PROBLEM →
Restate the material word for word and leave out anything that is a picture.
--- BEGIN GIVEN RECORDS ---
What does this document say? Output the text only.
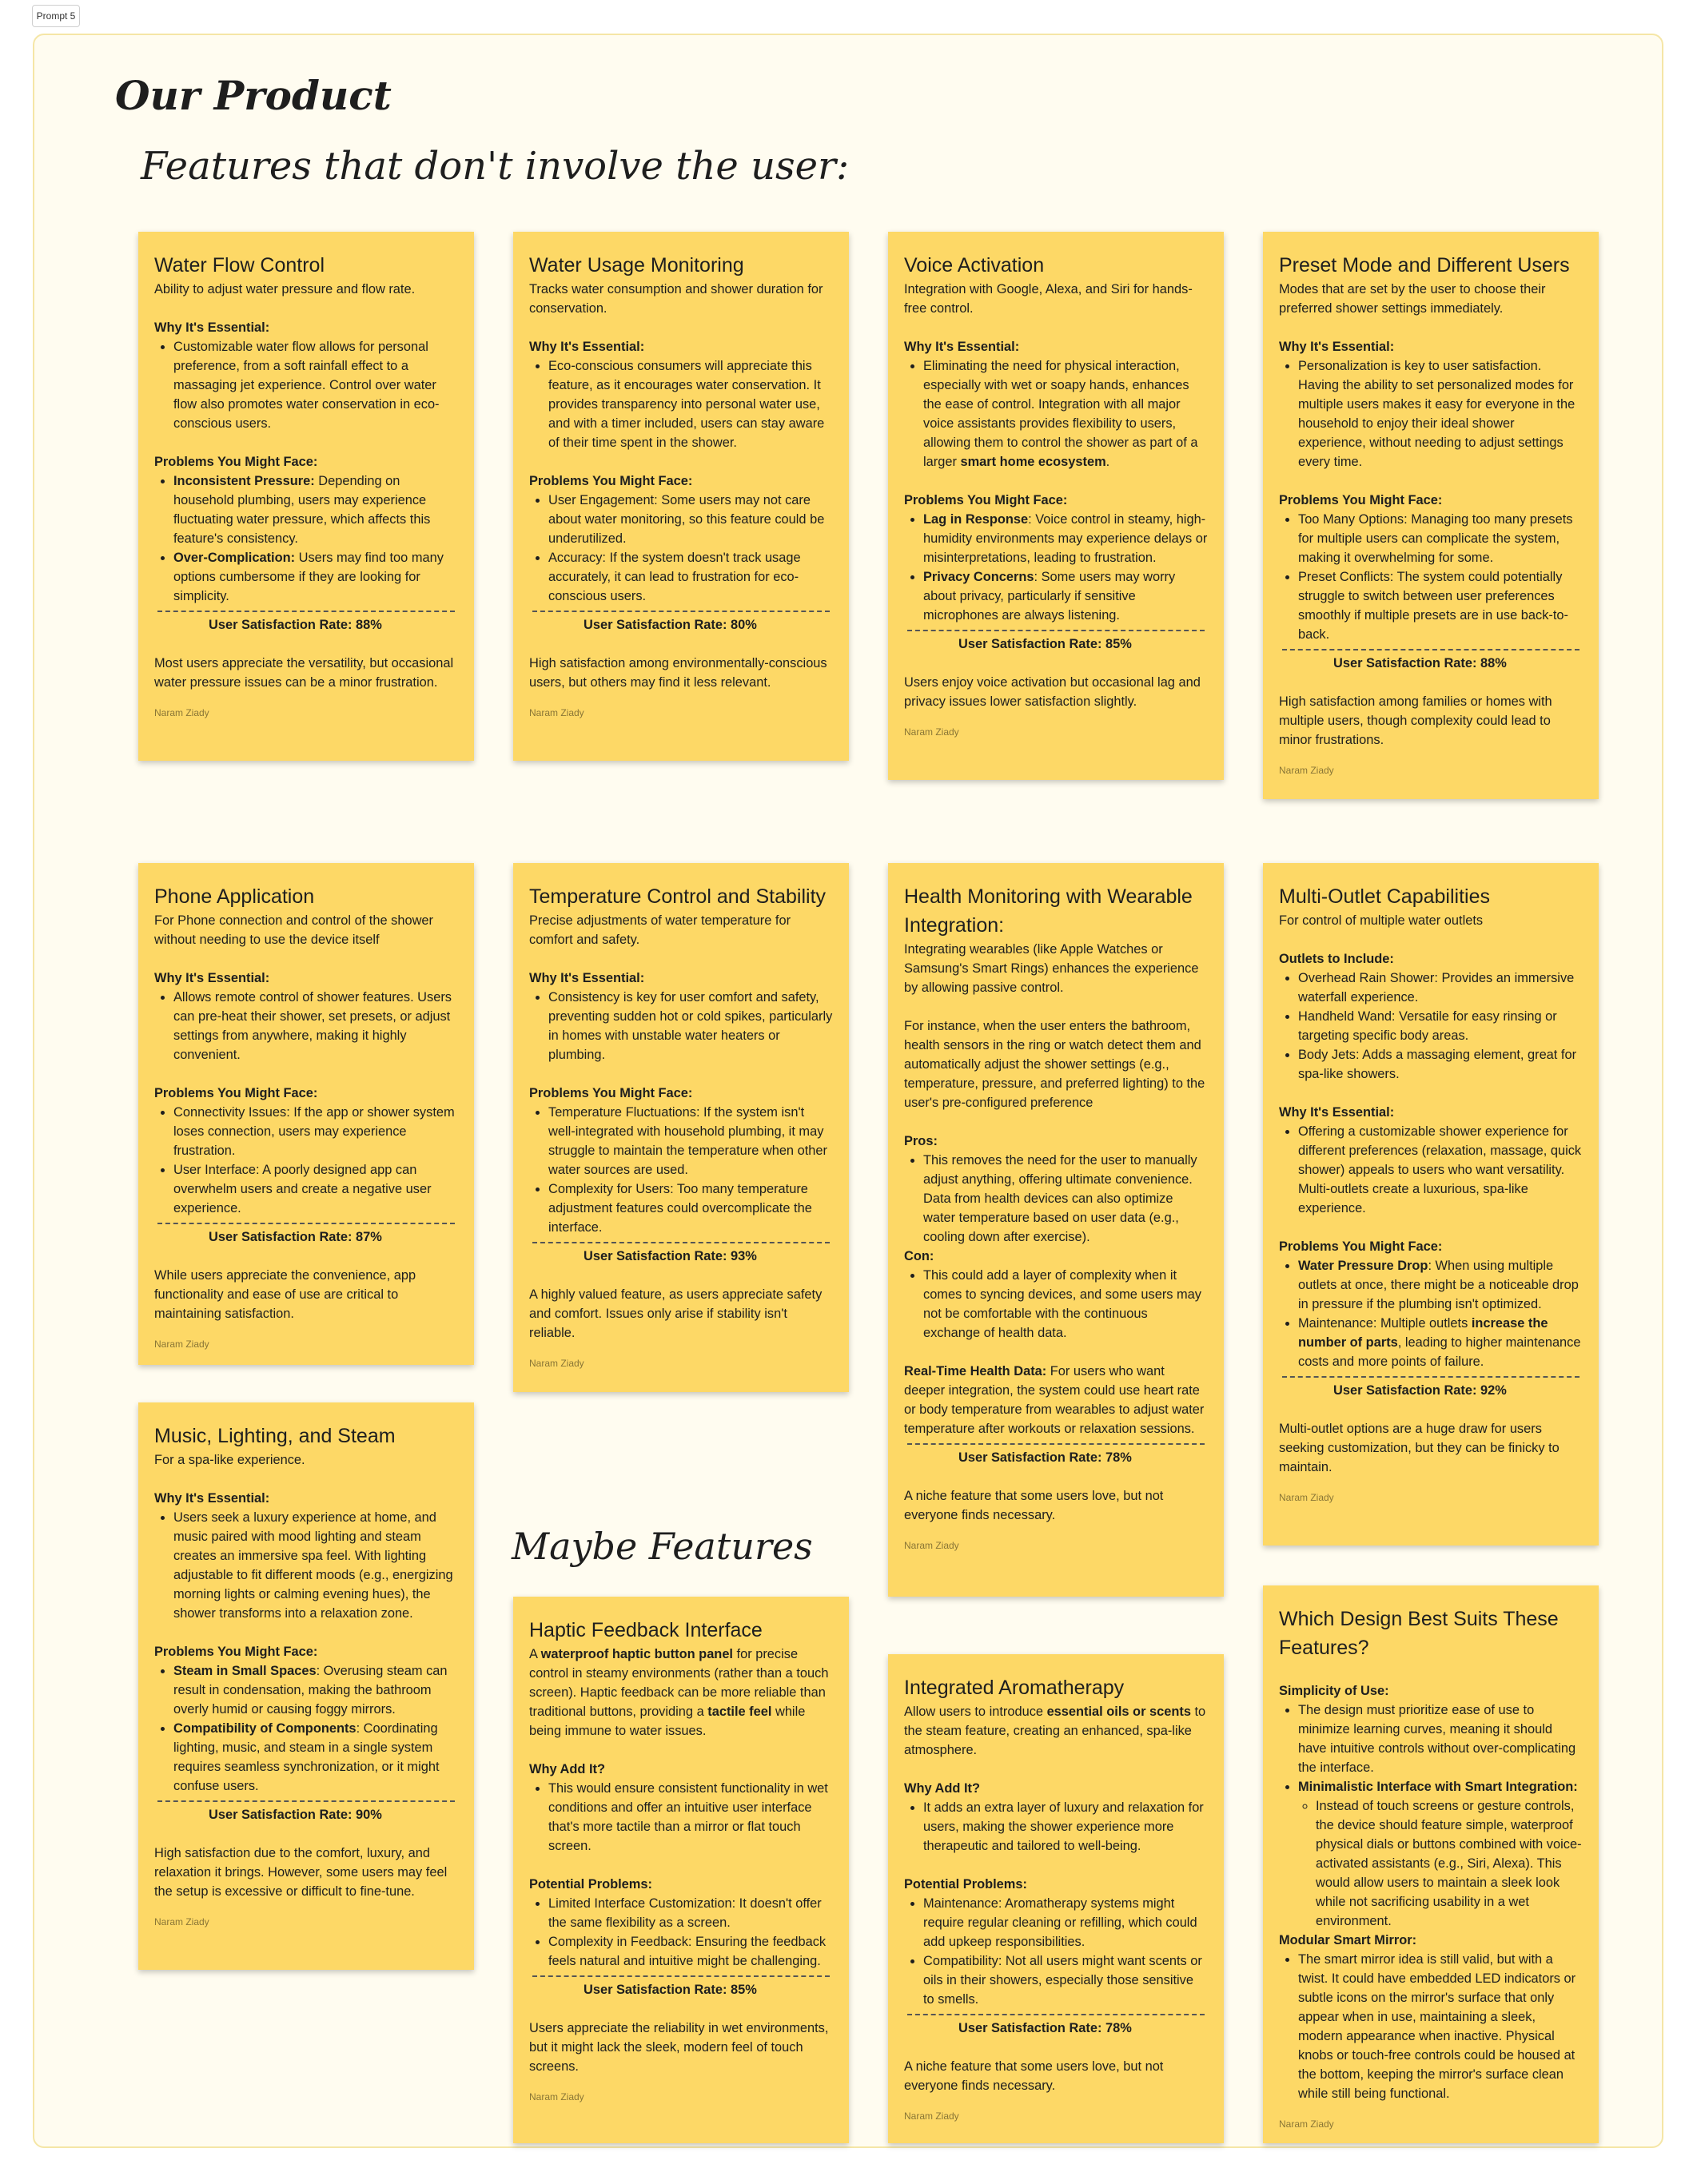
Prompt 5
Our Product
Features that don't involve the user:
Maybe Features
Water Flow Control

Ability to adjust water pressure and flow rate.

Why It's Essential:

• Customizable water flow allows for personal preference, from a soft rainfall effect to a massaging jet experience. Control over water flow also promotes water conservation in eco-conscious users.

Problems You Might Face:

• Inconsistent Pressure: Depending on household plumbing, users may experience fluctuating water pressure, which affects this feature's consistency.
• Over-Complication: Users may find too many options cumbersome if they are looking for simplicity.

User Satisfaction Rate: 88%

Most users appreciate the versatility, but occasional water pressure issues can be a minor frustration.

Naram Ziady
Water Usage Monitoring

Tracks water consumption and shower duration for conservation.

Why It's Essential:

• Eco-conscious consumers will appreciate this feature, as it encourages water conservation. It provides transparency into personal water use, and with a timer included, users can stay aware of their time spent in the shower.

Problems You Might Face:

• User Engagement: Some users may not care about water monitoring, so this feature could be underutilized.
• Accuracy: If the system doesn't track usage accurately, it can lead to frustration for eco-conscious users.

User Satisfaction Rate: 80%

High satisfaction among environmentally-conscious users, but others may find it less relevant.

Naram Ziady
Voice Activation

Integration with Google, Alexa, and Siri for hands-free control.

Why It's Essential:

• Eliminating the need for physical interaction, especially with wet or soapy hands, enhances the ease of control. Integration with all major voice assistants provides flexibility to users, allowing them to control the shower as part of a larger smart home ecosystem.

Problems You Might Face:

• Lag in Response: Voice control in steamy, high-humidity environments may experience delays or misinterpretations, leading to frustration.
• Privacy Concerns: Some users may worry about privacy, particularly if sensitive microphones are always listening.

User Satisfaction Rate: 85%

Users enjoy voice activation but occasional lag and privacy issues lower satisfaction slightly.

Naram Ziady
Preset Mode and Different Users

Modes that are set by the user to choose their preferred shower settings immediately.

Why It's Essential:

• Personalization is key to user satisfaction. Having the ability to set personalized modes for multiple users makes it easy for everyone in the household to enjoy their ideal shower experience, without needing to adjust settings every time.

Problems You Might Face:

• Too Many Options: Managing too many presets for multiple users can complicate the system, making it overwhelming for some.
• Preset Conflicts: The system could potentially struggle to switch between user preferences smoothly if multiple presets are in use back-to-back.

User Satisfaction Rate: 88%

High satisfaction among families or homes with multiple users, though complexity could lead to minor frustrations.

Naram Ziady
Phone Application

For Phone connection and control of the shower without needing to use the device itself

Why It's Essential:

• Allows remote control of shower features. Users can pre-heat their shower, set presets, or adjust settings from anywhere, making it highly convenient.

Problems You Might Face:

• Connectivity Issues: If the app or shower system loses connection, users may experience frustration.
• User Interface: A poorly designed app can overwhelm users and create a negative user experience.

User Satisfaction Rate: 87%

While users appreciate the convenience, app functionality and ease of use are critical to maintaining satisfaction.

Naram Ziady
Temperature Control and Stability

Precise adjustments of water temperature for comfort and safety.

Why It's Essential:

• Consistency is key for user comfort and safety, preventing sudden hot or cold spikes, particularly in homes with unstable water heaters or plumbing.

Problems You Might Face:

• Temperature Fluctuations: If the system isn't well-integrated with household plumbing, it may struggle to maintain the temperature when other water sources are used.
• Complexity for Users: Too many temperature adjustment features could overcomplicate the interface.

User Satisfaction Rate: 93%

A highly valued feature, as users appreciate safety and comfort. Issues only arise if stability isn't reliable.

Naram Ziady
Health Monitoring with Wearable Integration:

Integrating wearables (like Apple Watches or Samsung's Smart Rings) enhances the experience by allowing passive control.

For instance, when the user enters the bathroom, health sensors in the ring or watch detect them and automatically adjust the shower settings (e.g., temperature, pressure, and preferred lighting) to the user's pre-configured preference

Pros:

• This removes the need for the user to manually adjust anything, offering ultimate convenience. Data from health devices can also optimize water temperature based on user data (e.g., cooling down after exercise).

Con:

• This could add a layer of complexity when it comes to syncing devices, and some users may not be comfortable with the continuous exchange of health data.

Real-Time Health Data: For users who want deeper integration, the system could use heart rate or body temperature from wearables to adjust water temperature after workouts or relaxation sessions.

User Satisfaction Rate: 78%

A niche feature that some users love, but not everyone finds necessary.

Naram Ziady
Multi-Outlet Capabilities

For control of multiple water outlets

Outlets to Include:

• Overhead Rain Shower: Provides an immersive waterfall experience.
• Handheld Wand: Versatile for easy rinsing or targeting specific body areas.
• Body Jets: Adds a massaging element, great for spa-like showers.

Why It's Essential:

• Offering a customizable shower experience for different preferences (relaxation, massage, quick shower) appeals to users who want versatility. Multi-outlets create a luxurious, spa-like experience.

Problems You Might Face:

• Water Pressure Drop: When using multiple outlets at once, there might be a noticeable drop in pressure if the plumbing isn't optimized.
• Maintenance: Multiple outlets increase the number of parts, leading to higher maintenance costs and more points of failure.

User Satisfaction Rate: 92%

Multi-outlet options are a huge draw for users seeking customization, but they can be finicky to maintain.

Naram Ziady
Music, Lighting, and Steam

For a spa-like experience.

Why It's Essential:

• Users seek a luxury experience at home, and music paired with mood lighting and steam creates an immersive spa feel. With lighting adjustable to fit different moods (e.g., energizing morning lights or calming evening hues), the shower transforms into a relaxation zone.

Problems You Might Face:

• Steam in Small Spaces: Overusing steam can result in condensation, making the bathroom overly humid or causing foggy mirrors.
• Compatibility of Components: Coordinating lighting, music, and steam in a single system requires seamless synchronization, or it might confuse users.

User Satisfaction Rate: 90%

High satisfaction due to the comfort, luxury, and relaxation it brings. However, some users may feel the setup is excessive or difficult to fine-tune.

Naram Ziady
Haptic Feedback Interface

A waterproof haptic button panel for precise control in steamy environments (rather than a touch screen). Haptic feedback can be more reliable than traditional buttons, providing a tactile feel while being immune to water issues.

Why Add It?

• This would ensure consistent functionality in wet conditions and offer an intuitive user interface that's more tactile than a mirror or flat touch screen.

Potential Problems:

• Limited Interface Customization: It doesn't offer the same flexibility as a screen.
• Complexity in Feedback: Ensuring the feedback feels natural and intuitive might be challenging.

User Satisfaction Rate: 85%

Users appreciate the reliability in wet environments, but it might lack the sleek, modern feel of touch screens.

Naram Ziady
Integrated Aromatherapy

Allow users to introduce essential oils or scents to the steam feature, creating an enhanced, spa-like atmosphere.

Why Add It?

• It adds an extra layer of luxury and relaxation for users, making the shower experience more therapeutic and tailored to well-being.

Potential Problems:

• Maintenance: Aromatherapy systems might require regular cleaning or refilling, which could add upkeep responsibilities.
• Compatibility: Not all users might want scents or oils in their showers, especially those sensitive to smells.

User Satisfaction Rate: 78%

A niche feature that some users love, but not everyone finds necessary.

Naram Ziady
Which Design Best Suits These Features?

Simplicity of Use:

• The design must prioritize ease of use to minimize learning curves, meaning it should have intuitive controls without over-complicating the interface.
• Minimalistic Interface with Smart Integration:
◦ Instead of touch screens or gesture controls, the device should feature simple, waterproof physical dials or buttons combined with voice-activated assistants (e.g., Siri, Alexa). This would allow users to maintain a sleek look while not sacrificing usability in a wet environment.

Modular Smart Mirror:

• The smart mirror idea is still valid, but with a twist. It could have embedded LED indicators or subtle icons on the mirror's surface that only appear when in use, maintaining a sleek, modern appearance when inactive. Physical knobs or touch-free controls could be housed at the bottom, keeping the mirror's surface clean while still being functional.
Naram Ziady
--- END GIVEN RECORDS ---
FINAL RESULT →
What does this document say? Output the text only.
Prompt 5
Our Product
Features that don't involve the user:
Maybe Features
Water Flow Control

Ability to adjust water pressure and flow rate.

Why It's Essential:

• Customizable water flow allows for personal preference, from a soft rainfall effect to a massaging jet experience. Control over water flow also promotes water conservation in eco-conscious users.

Problems You Might Face:

• Inconsistent Pressure: Depending on household plumbing, users may experience fluctuating water pressure, which affects this feature's consistency.
• Over-Complication: Users may find too many options cumbersome if they are looking for simplicity.

User Satisfaction Rate: 88%

Most users appreciate the versatility, but occasional water pressure issues can be a minor frustration.

Naram Ziady
Water Usage Monitoring

Tracks water consumption and shower duration for conservation.

Why It's Essential:

• Eco-conscious consumers will appreciate this feature, as it encourages water conservation. It provides transparency into personal water use, and with a timer included, users can stay aware of their time spent in the shower.

Problems You Might Face:

• User Engagement: Some users may not care about water monitoring, so this feature could be underutilized.
• Accuracy: If the system doesn't track usage accurately, it can lead to frustration for eco-conscious users.

User Satisfaction Rate: 80%

High satisfaction among environmentally-conscious users, but others may find it less relevant.

Naram Ziady
Voice Activation

Integration with Google, Alexa, and Siri for hands-free control.

Why It's Essential:

• Eliminating the need for physical interaction, especially with wet or soapy hands, enhances the ease of control. Integration with all major voice assistants provides flexibility to users, allowing them to control the shower as part of a larger smart home ecosystem.

Problems You Might Face:

• Lag in Response: Voice control in steamy, high-humidity environments may experience delays or misinterpretations, leading to frustration.
• Privacy Concerns: Some users may worry about privacy, particularly if sensitive microphones are always listening.

User Satisfaction Rate: 85%

Users enjoy voice activation but occasional lag and privacy issues lower satisfaction slightly.

Naram Ziady
Preset Mode and Different Users

Modes that are set by the user to choose their preferred shower settings immediately.

Why It's Essential:

• Personalization is key to user satisfaction. Having the ability to set personalized modes for multiple users makes it easy for everyone in the household to enjoy their ideal shower experience, without needing to adjust settings every time.

Problems You Might Face:

• Too Many Options: Managing too many presets for multiple users can complicate the system, making it overwhelming for some.
• Preset Conflicts: The system could potentially struggle to switch between user preferences smoothly if multiple presets are in use back-to-back.

User Satisfaction Rate: 88%

High satisfaction among families or homes with multiple users, though complexity could lead to minor frustrations.

Naram Ziady
Phone Application

For Phone connection and control of the shower without needing to use the device itself

Why It's Essential:

• Allows remote control of shower features. Users can pre-heat their shower, set presets, or adjust settings from anywhere, making it highly convenient.

Problems You Might Face:

• Connectivity Issues: If the app or shower system loses connection, users may experience frustration.
• User Interface: A poorly designed app can overwhelm users and create a negative user experience.

User Satisfaction Rate: 87%

While users appreciate the convenience, app functionality and ease of use are critical to maintaining satisfaction.

Naram Ziady
Temperature Control and Stability

Precise adjustments of water temperature for comfort and safety.

Why It's Essential:

• Consistency is key for user comfort and safety, preventing sudden hot or cold spikes, particularly in homes with unstable water heaters or plumbing.

Problems You Might Face:

• Temperature Fluctuations: If the system isn't well-integrated with household plumbing, it may struggle to maintain the temperature when other water sources are used.
• Complexity for Users: Too many temperature adjustment features could overcomplicate the interface.

User Satisfaction Rate: 93%

A highly valued feature, as users appreciate safety and comfort. Issues only arise if stability isn't reliable.

Naram Ziady
Health Monitoring with Wearable Integration:

Integrating wearables (like Apple Watches or Samsung's Smart Rings) enhances the experience by allowing passive control.

For instance, when the user enters the bathroom, health sensors in the ring or watch detect them and automatically adjust the shower settings (e.g., temperature, pressure, and preferred lighting) to the user's pre-configured preference

Pros:

• This removes the need for the user to manually adjust anything, offering ultimate convenience. Data from health devices can also optimize water temperature based on user data (e.g., cooling down after exercise).

Con:

• This could add a layer of complexity when it comes to syncing devices, and some users may not be comfortable with the continuous exchange of health data.

Real-Time Health Data: For users who want deeper integration, the system could use heart rate or body temperature from wearables to adjust water temperature after workouts or relaxation sessions.

User Satisfaction Rate: 78%

A niche feature that some users love, but not everyone finds necessary.

Naram Ziady
Multi-Outlet Capabilities

For control of multiple water outlets

Outlets to Include:

• Overhead Rain Shower: Provides an immersive waterfall experience.
• Handheld Wand: Versatile for easy rinsing or targeting specific body areas.
• Body Jets: Adds a massaging element, great for spa-like showers.

Why It's Essential:

• Offering a customizable shower experience for different preferences (relaxation, massage, quick shower) appeals to users who want versatility. Multi-outlets create a luxurious, spa-like experience.

Problems You Might Face:

• Water Pressure Drop: When using multiple outlets at once, there might be a noticeable drop in pressure if the plumbing isn't optimized.
• Maintenance: Multiple outlets increase the number of parts, leading to higher maintenance costs and more points of failure.

User Satisfaction Rate: 92%

Multi-outlet options are a huge draw for users seeking customization, but they can be finicky to maintain.

Naram Ziady
Music, Lighting, and Steam

For a spa-like experience.

Why It's Essential:

• Users seek a luxury experience at home, and music paired with mood lighting and steam creates an immersive spa feel. With lighting adjustable to fit different moods (e.g., energizing morning lights or calming evening hues), the shower transforms into a relaxation zone.

Problems You Might Face:

• Steam in Small Spaces: Overusing steam can result in condensation, making the bathroom overly humid or causing foggy mirrors.
• Compatibility of Components: Coordinating lighting, music, and steam in a single system requires seamless synchronization, or it might confuse users.

User Satisfaction Rate: 90%

High satisfaction due to the comfort, luxury, and relaxation it brings. However, some users may feel the setup is excessive or difficult to fine-tune.

Naram Ziady
Haptic Feedback Interface

A waterproof haptic button panel for precise control in steamy environments (rather than a touch screen). Haptic feedback can be more reliable than traditional buttons, providing a tactile feel while being immune to water issues.

Why Add It?

• This would ensure consistent functionality in wet conditions and offer an intuitive user interface that's more tactile than a mirror or flat touch screen.

Potential Problems:

• Limited Interface Customization: It doesn't offer the same flexibility as a screen.
• Complexity in Feedback: Ensuring the feedback feels natural and intuitive might be challenging.

User Satisfaction Rate: 85%

Users appreciate the reliability in wet environments, but it might lack the sleek, modern feel of touch screens.

Naram Ziady
Integrated Aromatherapy

Allow users to introduce essential oils or scents to the steam feature, creating an enhanced, spa-like atmosphere.

Why Add It?

• It adds an extra layer of luxury and relaxation for users, making the shower experience more therapeutic and tailored to well-being.

Potential Problems:

• Maintenance: Aromatherapy systems might require regular cleaning or refilling, which could add upkeep responsibilities.
• Compatibility: Not all users might want scents or oils in their showers, especially those sensitive to smells.

User Satisfaction Rate: 78%

A niche feature that some users love, but not everyone finds necessary.

Naram Ziady
Which Design Best Suits These Features?

Simplicity of Use:

• The design must prioritize ease of use to minimize learning curves, meaning it should have intuitive controls without over-complicating the interface.
• Minimalistic Interface with Smart Integration:
◦ Instead of touch screens or gesture controls, the device should feature simple, waterproof physical dials or buttons combined with voice-activated assistants (e.g., Siri, Alexa). This would allow users to maintain a sleek look while not sacrificing usability in a wet environment.

Modular Smart Mirror:

• The smart mirror idea is still valid, but with a twist. It could have embedded LED indicators or subtle icons on the mirror's surface that only appear when in use, maintaining a sleek, modern appearance when inactive. Physical knobs or touch-free controls could be housed at the bottom, keeping the mirror's surface clean while still being functional.
Naram Ziady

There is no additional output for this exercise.